**Given problem**
Check each line of the listing for the string "curl", then state how many lines have it. Only the number is wanted.

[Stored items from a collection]
<<<<

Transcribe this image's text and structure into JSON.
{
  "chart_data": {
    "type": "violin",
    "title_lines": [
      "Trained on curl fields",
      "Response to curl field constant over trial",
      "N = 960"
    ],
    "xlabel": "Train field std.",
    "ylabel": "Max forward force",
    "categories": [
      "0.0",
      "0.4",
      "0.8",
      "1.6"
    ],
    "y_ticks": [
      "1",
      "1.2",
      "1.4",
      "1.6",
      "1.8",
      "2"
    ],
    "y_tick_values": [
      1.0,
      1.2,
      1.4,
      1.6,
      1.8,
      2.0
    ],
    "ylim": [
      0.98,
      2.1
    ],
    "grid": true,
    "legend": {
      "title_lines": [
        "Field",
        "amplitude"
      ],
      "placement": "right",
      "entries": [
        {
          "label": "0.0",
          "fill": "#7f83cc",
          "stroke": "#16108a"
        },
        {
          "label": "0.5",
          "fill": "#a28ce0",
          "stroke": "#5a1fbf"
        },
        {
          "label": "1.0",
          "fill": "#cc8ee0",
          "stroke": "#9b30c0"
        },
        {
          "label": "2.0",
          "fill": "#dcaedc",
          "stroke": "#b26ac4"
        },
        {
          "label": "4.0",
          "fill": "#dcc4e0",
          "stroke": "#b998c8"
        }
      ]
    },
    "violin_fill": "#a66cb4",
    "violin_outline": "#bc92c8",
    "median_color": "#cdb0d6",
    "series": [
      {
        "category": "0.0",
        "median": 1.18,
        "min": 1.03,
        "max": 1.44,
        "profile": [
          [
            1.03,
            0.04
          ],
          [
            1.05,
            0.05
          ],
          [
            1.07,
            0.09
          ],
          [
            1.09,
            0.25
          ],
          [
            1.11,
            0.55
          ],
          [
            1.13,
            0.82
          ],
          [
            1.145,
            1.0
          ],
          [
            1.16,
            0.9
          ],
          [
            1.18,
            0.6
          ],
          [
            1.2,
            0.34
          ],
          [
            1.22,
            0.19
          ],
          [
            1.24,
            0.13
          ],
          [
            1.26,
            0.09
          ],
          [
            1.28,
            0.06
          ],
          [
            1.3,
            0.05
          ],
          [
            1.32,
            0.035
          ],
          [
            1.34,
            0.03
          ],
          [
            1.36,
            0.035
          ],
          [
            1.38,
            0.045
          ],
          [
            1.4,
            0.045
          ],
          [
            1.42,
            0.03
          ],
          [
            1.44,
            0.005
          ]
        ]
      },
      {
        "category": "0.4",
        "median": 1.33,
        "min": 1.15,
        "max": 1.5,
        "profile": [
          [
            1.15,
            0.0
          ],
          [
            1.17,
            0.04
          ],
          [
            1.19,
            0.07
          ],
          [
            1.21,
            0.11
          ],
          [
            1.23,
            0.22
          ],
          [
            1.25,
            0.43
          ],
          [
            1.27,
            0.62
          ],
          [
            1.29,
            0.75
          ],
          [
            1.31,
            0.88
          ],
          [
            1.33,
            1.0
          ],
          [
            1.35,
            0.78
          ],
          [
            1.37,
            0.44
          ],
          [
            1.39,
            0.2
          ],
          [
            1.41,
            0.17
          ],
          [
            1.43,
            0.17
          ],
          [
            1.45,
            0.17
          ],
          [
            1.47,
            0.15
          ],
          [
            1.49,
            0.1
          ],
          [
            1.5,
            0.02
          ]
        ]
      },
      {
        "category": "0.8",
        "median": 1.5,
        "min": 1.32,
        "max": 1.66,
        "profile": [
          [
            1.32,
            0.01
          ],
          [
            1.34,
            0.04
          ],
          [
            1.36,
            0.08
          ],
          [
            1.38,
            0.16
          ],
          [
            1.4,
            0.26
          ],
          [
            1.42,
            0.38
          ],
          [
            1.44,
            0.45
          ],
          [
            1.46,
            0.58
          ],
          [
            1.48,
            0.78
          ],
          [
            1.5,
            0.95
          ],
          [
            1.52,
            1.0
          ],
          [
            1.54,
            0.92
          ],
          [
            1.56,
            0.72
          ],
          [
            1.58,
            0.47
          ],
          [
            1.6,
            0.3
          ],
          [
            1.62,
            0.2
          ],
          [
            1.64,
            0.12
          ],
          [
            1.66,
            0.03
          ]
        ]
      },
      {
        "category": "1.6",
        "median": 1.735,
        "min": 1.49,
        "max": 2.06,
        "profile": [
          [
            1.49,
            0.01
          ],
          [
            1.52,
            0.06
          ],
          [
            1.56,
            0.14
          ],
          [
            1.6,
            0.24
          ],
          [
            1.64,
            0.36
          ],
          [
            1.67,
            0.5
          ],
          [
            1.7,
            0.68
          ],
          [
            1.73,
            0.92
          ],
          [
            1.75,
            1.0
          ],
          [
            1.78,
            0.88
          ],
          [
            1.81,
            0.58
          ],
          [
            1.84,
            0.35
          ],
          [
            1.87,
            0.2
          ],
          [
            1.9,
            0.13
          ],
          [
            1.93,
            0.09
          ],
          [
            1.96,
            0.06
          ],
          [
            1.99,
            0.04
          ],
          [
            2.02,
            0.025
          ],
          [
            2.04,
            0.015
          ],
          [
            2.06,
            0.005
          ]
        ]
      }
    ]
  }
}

>>>>

**Written response**
2